*Data extract*
▼

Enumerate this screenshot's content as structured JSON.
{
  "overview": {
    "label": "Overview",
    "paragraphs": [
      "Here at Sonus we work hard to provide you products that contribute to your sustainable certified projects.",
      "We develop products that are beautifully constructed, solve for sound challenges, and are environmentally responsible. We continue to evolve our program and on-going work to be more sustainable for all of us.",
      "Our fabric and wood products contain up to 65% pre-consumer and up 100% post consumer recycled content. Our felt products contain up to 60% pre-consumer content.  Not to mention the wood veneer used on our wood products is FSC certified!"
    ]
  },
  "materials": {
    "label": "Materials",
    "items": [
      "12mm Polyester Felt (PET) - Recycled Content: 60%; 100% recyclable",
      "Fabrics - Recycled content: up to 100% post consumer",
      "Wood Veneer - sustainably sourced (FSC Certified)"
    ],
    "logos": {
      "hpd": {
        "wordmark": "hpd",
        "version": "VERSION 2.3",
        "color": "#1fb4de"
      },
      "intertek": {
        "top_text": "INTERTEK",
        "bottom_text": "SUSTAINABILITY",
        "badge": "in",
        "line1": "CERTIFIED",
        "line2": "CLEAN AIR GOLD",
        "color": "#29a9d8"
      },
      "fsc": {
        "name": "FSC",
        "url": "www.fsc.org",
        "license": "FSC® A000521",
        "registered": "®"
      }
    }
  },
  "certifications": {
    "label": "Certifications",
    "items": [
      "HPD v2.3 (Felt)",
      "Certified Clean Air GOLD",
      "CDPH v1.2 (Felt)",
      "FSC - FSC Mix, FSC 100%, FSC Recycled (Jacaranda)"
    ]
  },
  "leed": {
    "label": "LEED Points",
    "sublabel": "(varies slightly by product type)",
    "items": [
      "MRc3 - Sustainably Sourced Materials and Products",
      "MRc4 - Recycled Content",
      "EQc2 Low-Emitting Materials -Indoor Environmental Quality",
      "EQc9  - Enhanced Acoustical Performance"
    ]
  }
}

▲

Every line above should be written out again exactly as it stands.

Enumerate this screenshot's content as structured JSON.
{
  "overview": {
    "label": "Overview",
    "paragraphs": [
      "Here at Sonus we work hard to provide you products that contribute to your sustainable certified projects.",
      "We develop products that are beautifully constructed, solve for sound challenges, and are environmentally responsible. We continue to evolve our program and on-going work to be more sustainable for all of us.",
      "Our fabric and wood products contain up to 65% pre-consumer and up 100% post consumer recycled content. Our felt products contain up to 60% pre-consumer content.  Not to mention the wood veneer used on our wood products is FSC certified!"
    ]
  },
  "materials": {
    "label": "Materials",
    "items": [
      "12mm Polyester Felt (PET) - Recycled Content: 60%; 100% recyclable",
      "Fabrics - Recycled content: up to 100% post consumer",
      "Wood Veneer - sustainably sourced (FSC Certified)"
    ],
    "logos": {
      "hpd": {
        "wordmark": "hpd",
        "version": "VERSION 2.3",
        "color": "#1fb4de"
      },
      "intertek": {
        "top_text": "INTERTEK",
        "bottom_text": "SUSTAINABILITY",
        "badge": "in",
        "line1": "CERTIFIED",
        "line2": "CLEAN AIR GOLD",
        "color": "#29a9d8"
      },
      "fsc": {
        "name": "FSC",
        "url": "www.fsc.org",
        "license": "FSC® A000521",
        "registered": "®"
      }
    }
  },
  "certifications": {
    "label": "Certifications",
    "items": [
      "HPD v2.3 (Felt)",
      "Certified Clean Air GOLD",
      "CDPH v1.2 (Felt)",
      "FSC - FSC Mix, FSC 100%, FSC Recycled (Jacaranda)"
    ]
  },
  "leed": {
    "label": "LEED Points",
    "sublabel": "(varies slightly by product type)",
    "items": [
      "MRc3 - Sustainably Sourced Materials and Products",
      "MRc4 - Recycled Content",
      "EQc2 Low-Emitting Materials -Indoor Environmental Quality",
      "EQc9  - Enhanced Acoustical Performance"
    ]
  }
}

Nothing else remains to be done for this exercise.